- _Data_
◆ ◆ ◆ ◆ ◆ ◆ ◆
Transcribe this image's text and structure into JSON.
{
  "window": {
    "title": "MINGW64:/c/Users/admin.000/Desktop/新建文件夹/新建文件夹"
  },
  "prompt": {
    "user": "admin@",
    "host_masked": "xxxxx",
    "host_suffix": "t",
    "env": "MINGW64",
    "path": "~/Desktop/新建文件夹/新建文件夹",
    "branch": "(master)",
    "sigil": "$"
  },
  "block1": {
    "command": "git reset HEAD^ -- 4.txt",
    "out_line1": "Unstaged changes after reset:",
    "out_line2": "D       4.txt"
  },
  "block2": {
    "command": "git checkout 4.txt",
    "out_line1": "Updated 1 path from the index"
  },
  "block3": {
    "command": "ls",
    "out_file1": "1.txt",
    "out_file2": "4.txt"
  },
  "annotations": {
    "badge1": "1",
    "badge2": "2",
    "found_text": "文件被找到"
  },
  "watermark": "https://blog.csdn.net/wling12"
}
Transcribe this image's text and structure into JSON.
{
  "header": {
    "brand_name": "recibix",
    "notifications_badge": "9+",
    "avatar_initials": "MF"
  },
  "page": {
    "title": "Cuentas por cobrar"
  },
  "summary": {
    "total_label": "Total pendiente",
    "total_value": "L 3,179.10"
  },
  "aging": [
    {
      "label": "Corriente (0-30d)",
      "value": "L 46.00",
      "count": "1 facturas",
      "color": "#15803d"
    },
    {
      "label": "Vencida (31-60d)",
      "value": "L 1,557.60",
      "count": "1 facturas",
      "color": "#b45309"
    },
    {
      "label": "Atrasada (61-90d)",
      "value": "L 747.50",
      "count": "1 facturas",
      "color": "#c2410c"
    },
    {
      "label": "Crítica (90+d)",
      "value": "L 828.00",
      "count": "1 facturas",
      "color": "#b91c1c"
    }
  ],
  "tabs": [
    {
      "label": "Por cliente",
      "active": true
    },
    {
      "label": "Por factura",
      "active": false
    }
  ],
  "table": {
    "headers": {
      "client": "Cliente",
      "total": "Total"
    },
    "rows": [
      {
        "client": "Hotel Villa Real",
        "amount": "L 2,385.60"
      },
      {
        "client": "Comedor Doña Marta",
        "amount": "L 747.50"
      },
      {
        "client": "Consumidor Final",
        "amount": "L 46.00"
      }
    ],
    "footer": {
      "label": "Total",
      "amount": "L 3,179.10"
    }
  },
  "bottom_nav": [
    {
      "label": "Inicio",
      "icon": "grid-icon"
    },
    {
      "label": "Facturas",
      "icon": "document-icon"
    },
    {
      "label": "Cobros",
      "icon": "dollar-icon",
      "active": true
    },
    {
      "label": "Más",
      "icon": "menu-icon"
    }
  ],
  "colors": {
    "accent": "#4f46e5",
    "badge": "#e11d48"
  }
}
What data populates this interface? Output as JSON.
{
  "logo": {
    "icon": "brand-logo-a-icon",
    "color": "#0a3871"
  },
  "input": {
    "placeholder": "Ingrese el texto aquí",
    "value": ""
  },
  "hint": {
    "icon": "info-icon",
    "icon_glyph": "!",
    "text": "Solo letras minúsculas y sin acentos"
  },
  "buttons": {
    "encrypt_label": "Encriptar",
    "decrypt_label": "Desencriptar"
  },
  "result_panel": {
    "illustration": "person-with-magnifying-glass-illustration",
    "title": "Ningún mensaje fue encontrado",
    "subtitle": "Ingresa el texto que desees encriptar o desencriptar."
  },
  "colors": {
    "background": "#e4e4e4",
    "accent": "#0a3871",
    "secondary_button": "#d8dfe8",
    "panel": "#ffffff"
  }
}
◆ ◆ ◆ ◆ ◆ ◆ ◆
- _Prompt_
Extract every entry above as it appears.

- _The reply_
Transcribe this image's text and structure into JSON.
{
  "window": {
    "title": "MINGW64:/c/Users/admin.000/Desktop/新建文件夹/新建文件夹"
  },
  "prompt": {
    "user": "admin@",
    "host_masked": "xxxxx",
    "host_suffix": "t",
    "env": "MINGW64",
    "path": "~/Desktop/新建文件夹/新建文件夹",
    "branch": "(master)",
    "sigil": "$"
  },
  "block1": {
    "command": "git reset HEAD^ -- 4.txt",
    "out_line1": "Unstaged changes after reset:",
    "out_line2": "D       4.txt"
  },
  "block2": {
    "command": "git checkout 4.txt",
    "out_line1": "Updated 1 path from the index"
  },
  "block3": {
    "command": "ls",
    "out_file1": "1.txt",
    "out_file2": "4.txt"
  },
  "annotations": {
    "badge1": "1",
    "badge2": "2",
    "found_text": "文件被找到"
  },
  "watermark": "https://blog.csdn.net/wling12"
}
Transcribe this image's text and structure into JSON.
{
  "header": {
    "brand_name": "recibix",
    "notifications_badge": "9+",
    "avatar_initials": "MF"
  },
  "page": {
    "title": "Cuentas por cobrar"
  },
  "summary": {
    "total_label": "Total pendiente",
    "total_value": "L 3,179.10"
  },
  "aging": [
    {
      "label": "Corriente (0-30d)",
      "value": "L 46.00",
      "count": "1 facturas",
      "color": "#15803d"
    },
    {
      "label": "Vencida (31-60d)",
      "value": "L 1,557.60",
      "count": "1 facturas",
      "color": "#b45309"
    },
    {
      "label": "Atrasada (61-90d)",
      "value": "L 747.50",
      "count": "1 facturas",
      "color": "#c2410c"
    },
    {
      "label": "Crítica (90+d)",
      "value": "L 828.00",
      "count": "1 facturas",
      "color": "#b91c1c"
    }
  ],
  "tabs": [
    {
      "label": "Por cliente",
      "active": true
    },
    {
      "label": "Por factura",
      "active": false
    }
  ],
  "table": {
    "headers": {
      "client": "Cliente",
      "total": "Total"
    },
    "rows": [
      {
        "client": "Hotel Villa Real",
        "amount": "L 2,385.60"
      },
      {
        "client": "Comedor Doña Marta",
        "amount": "L 747.50"
      },
      {
        "client": "Consumidor Final",
        "amount": "L 46.00"
      }
    ],
    "footer": {
      "label": "Total",
      "amount": "L 3,179.10"
    }
  },
  "bottom_nav": [
    {
      "label": "Inicio",
      "icon": "grid-icon"
    },
    {
      "label": "Facturas",
      "icon": "document-icon"
    },
    {
      "label": "Cobros",
      "icon": "dollar-icon",
      "active": true
    },
    {
      "label": "Más",
      "icon": "menu-icon"
    }
  ],
  "colors": {
    "accent": "#4f46e5",
    "badge": "#e11d48"
  }
}
What data populates this interface? Output as JSON.
{
  "logo": {
    "icon": "brand-logo-a-icon",
    "color": "#0a3871"
  },
  "input": {
    "placeholder": "Ingrese el texto aquí",
    "value": ""
  },
  "hint": {
    "icon": "info-icon",
    "icon_glyph": "!",
    "text": "Solo letras minúsculas y sin acentos"
  },
  "buttons": {
    "encrypt_label": "Encriptar",
    "decrypt_label": "Desencriptar"
  },
  "result_panel": {
    "illustration": "person-with-magnifying-glass-illustration",
    "title": "Ningún mensaje fue encontrado",
    "subtitle": "Ingresa el texto que desees encriptar o desencriptar."
  },
  "colors": {
    "background": "#e4e4e4",
    "accent": "#0a3871",
    "secondary_button": "#d8dfe8",
    "panel": "#ffffff"
  }
}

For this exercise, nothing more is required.